== DATASET ENTRIES ==
• • •

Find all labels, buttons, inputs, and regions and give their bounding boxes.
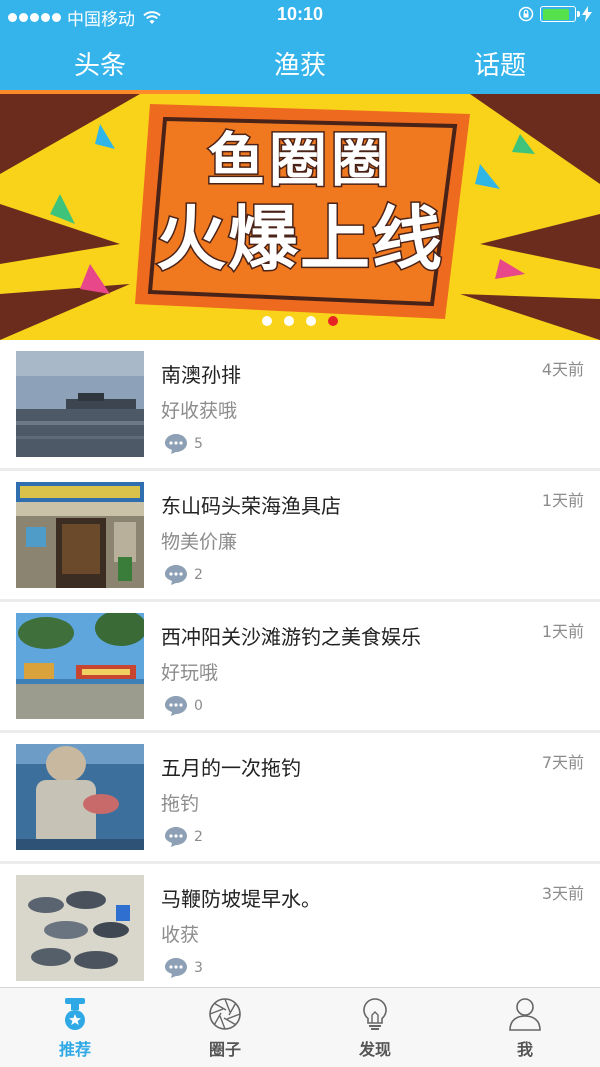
item-subtitle: 物美价廉 — [161, 531, 238, 553]
banner-headline: 鱼圈圈 火爆上线 — [150, 124, 450, 282]
item-title: 五月的一次拖钓 — [161, 756, 301, 780]
nav-recommend[interactable]: 推荐 — [0, 988, 150, 1067]
item-time: 4天前 — [541, 360, 584, 379]
comment-icon — [165, 696, 187, 716]
nav-label: 推荐 — [58, 1040, 91, 1059]
tab-catches[interactable]: 渔获 — [200, 32, 400, 94]
comment-count-label: 3 — [194, 960, 203, 976]
list-item[interactable]: 马鞭防坡堤早水。 收获 3天前 3 — [0, 864, 600, 987]
recommend-icon — [65, 998, 85, 1030]
nav-discover[interactable]: 发现 — [300, 988, 450, 1067]
item-title: 西冲阳关沙滩游钓之美食娱乐 — [161, 625, 421, 649]
item-subtitle: 收获 — [161, 924, 200, 946]
item-subtitle: 好收获哦 — [161, 400, 238, 422]
thumbnail-beach — [16, 613, 144, 719]
comment-icon — [165, 958, 187, 978]
carousel-dot-active[interactable] — [328, 316, 338, 326]
comment-count-label: 5 — [194, 436, 203, 452]
carousel-dot[interactable] — [306, 316, 316, 326]
bottom-nav: 推荐 圈子 发现 我 — [0, 987, 600, 1067]
carousel-dot[interactable] — [262, 316, 272, 326]
comment-count[interactable]: 0 — [164, 695, 203, 717]
news-feed[interactable]: 南澳孙排 好收获哦 4天前 5 东山码头荣海渔具店 物美价廉 1天前 2 西冲阳… — [0, 340, 600, 987]
comment-count-label: 2 — [194, 567, 203, 583]
comment-count-label: 2 — [194, 829, 203, 845]
item-subtitle: 拖钓 — [161, 793, 200, 815]
status-time: 10:10 — [276, 4, 324, 24]
thumbnail-fish-catch — [16, 875, 144, 981]
item-subtitle: 好玩哦 — [161, 662, 219, 684]
item-title: 马鞭防坡堤早水。 — [161, 887, 321, 911]
item-time: 1天前 — [541, 622, 584, 641]
comment-count[interactable]: 5 — [164, 433, 203, 455]
item-time: 7天前 — [541, 753, 584, 772]
carousel-dot[interactable] — [284, 316, 294, 326]
person-icon — [509, 998, 541, 1031]
status-right — [518, 6, 592, 22]
tab-headlines[interactable]: 头条 — [0, 32, 200, 94]
comment-icon — [165, 565, 187, 585]
aperture-icon — [209, 998, 241, 1030]
thumbnail-shop — [16, 482, 144, 588]
banner-title-line1: 鱼圈圈 — [205, 125, 393, 196]
banner-carousel[interactable]: 鱼圈圈 火爆上线 — [0, 94, 600, 340]
item-time: 3天前 — [541, 884, 584, 903]
item-title: 南澳孙排 — [161, 363, 241, 387]
charging-icon — [582, 6, 592, 22]
nav-label: 发现 — [358, 1040, 391, 1059]
comment-count[interactable]: 2 — [164, 826, 203, 848]
thumbnail-harbor — [16, 351, 144, 457]
nav-label: 圈子 — [208, 1040, 241, 1059]
tab-topics[interactable]: 话题 — [400, 32, 600, 94]
banner-title-line2: 火爆上线 — [155, 197, 444, 282]
comment-icon — [165, 827, 187, 847]
list-item[interactable]: 南澳孙排 好收获哦 4天前 5 — [0, 340, 600, 468]
list-item[interactable]: 五月的一次拖钓 拖钓 7天前 2 — [0, 733, 600, 861]
comment-count[interactable]: 2 — [164, 564, 203, 586]
comment-count[interactable]: 3 — [164, 957, 203, 979]
comment-count-label: 0 — [194, 698, 203, 714]
item-time: 1天前 — [541, 491, 584, 510]
status-bar: 中国移动 10:10 — [0, 0, 600, 32]
nav-me[interactable]: 我 — [450, 988, 600, 1067]
thumbnail-angler — [16, 744, 144, 850]
bulb-icon — [363, 998, 387, 1030]
list-item[interactable]: 西冲阳关沙滩游钓之美食娱乐 好玩哦 1天前 0 — [0, 602, 600, 730]
battery-icon — [540, 6, 580, 22]
comment-icon — [165, 434, 187, 454]
carousel-indicator — [0, 316, 600, 326]
orientation-lock-icon — [518, 6, 534, 22]
list-item[interactable]: 东山码头荣海渔具店 物美价廉 1天前 2 — [0, 471, 600, 599]
item-title: 东山码头荣海渔具店 — [161, 494, 341, 518]
nav-circles[interactable]: 圈子 — [150, 988, 300, 1067]
nav-label: 我 — [516, 1040, 533, 1059]
top-tab-bar: 头条 渔获 话题 — [0, 32, 600, 94]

• • •

== TASK DESCRIPTION ==
Copy every item above word for word, leaving out the pictures.

== SOLUTION ==
Find all labels, buttons, inputs, and regions and give their bounding boxes.
item-subtitle: 物美价廉 — [161, 531, 238, 553]
banner-headline: 鱼圈圈 火爆上线 — [150, 124, 450, 282]
item-title: 五月的一次拖钓 — [161, 756, 301, 780]
nav-recommend[interactable]: 推荐 — [0, 988, 150, 1067]
item-time: 4天前 — [541, 360, 584, 379]
comment-icon — [165, 696, 187, 716]
nav-label: 推荐 — [58, 1040, 91, 1059]
tab-catches[interactable]: 渔获 — [200, 32, 400, 94]
comment-count-label: 3 — [194, 960, 203, 976]
list-item[interactable]: 马鞭防坡堤早水。 收获 3天前 3 — [0, 864, 600, 987]
recommend-icon — [65, 998, 85, 1030]
nav-discover[interactable]: 发现 — [300, 988, 450, 1067]
item-title: 西冲阳关沙滩游钓之美食娱乐 — [161, 625, 421, 649]
item-subtitle: 收获 — [161, 924, 200, 946]
item-subtitle: 好收获哦 — [161, 400, 238, 422]
thumbnail-beach — [16, 613, 144, 719]
comment-icon — [165, 958, 187, 978]
carousel-dot-active[interactable] — [328, 316, 338, 326]
comment-count-label: 5 — [194, 436, 203, 452]
carousel-dot[interactable] — [306, 316, 316, 326]
bottom-nav: 推荐 圈子 发现 我 — [0, 987, 600, 1067]
carousel-dot[interactable] — [262, 316, 272, 326]
comment-count[interactable]: 0 — [164, 695, 203, 717]
news-feed[interactable]: 南澳孙排 好收获哦 4天前 5 东山码头荣海渔具店 物美价廉 1天前 2 西冲阳… — [0, 340, 600, 987]
comment-count-label: 2 — [194, 567, 203, 583]
comment-count-label: 2 — [194, 829, 203, 845]
item-subtitle: 拖钓 — [161, 793, 200, 815]
status-time: 10:10 — [276, 4, 324, 24]
thumbnail-fish-catch — [16, 875, 144, 981]
item-subtitle: 好玩哦 — [161, 662, 219, 684]
item-title: 马鞭防坡堤早水。 — [161, 887, 321, 911]
item-time: 1天前 — [541, 622, 584, 641]
comment-count[interactable]: 5 — [164, 433, 203, 455]
item-time: 7天前 — [541, 753, 584, 772]
carousel-dot[interactable] — [284, 316, 294, 326]
person-icon — [509, 998, 541, 1031]
status-right — [518, 6, 592, 22]
tab-headlines[interactable]: 头条 — [0, 32, 200, 94]
comment-icon — [165, 565, 187, 585]
aperture-icon — [209, 998, 241, 1030]
thumbnail-shop — [16, 482, 144, 588]
banner-title-line1: 鱼圈圈 — [205, 125, 393, 196]
banner-carousel[interactable]: 鱼圈圈 火爆上线 — [0, 94, 600, 340]
item-time: 3天前 — [541, 884, 584, 903]
item-title: 南澳孙排 — [161, 363, 241, 387]
charging-icon — [582, 6, 592, 22]
nav-label: 发现 — [358, 1040, 391, 1059]
comment-count[interactable]: 2 — [164, 826, 203, 848]
thumbnail-harbor — [16, 351, 144, 457]
nav-label: 圈子 — [208, 1040, 241, 1059]
tab-topics[interactable]: 话题 — [400, 32, 600, 94]
banner-title-line2: 火爆上线 — [155, 197, 444, 282]
comment-icon — [165, 827, 187, 847]
list-item[interactable]: 南澳孙排 好收获哦 4天前 5 — [0, 340, 600, 468]
list-item[interactable]: 五月的一次拖钓 拖钓 7天前 2 — [0, 733, 600, 861]
comment-count[interactable]: 2 — [164, 564, 203, 586]
comment-count[interactable]: 3 — [164, 957, 203, 979]
comment-count-label: 0 — [194, 698, 203, 714]
item-time: 1天前 — [541, 491, 584, 510]
status-bar: 中国移动 10:10 — [0, 0, 600, 32]
nav-me[interactable]: 我 — [450, 988, 600, 1067]
thumbnail-angler — [16, 744, 144, 850]
bulb-icon — [363, 998, 387, 1030]
list-item[interactable]: 西冲阳关沙滩游钓之美食娱乐 好玩哦 1天前 0 — [0, 602, 600, 730]
battery-icon — [540, 6, 580, 22]
comment-icon — [165, 434, 187, 454]
carousel-indicator — [0, 316, 600, 326]
orientation-lock-icon — [518, 6, 534, 22]
list-item[interactable]: 东山码头荣海渔具店 物美价廉 1天前 2 — [0, 471, 600, 599]
item-title: 东山码头荣海渔具店 — [161, 494, 341, 518]
nav-circles[interactable]: 圈子 — [150, 988, 300, 1067]
nav-label: 我 — [516, 1040, 533, 1059]
top-tab-bar: 头条 渔获 话题 — [0, 32, 600, 94]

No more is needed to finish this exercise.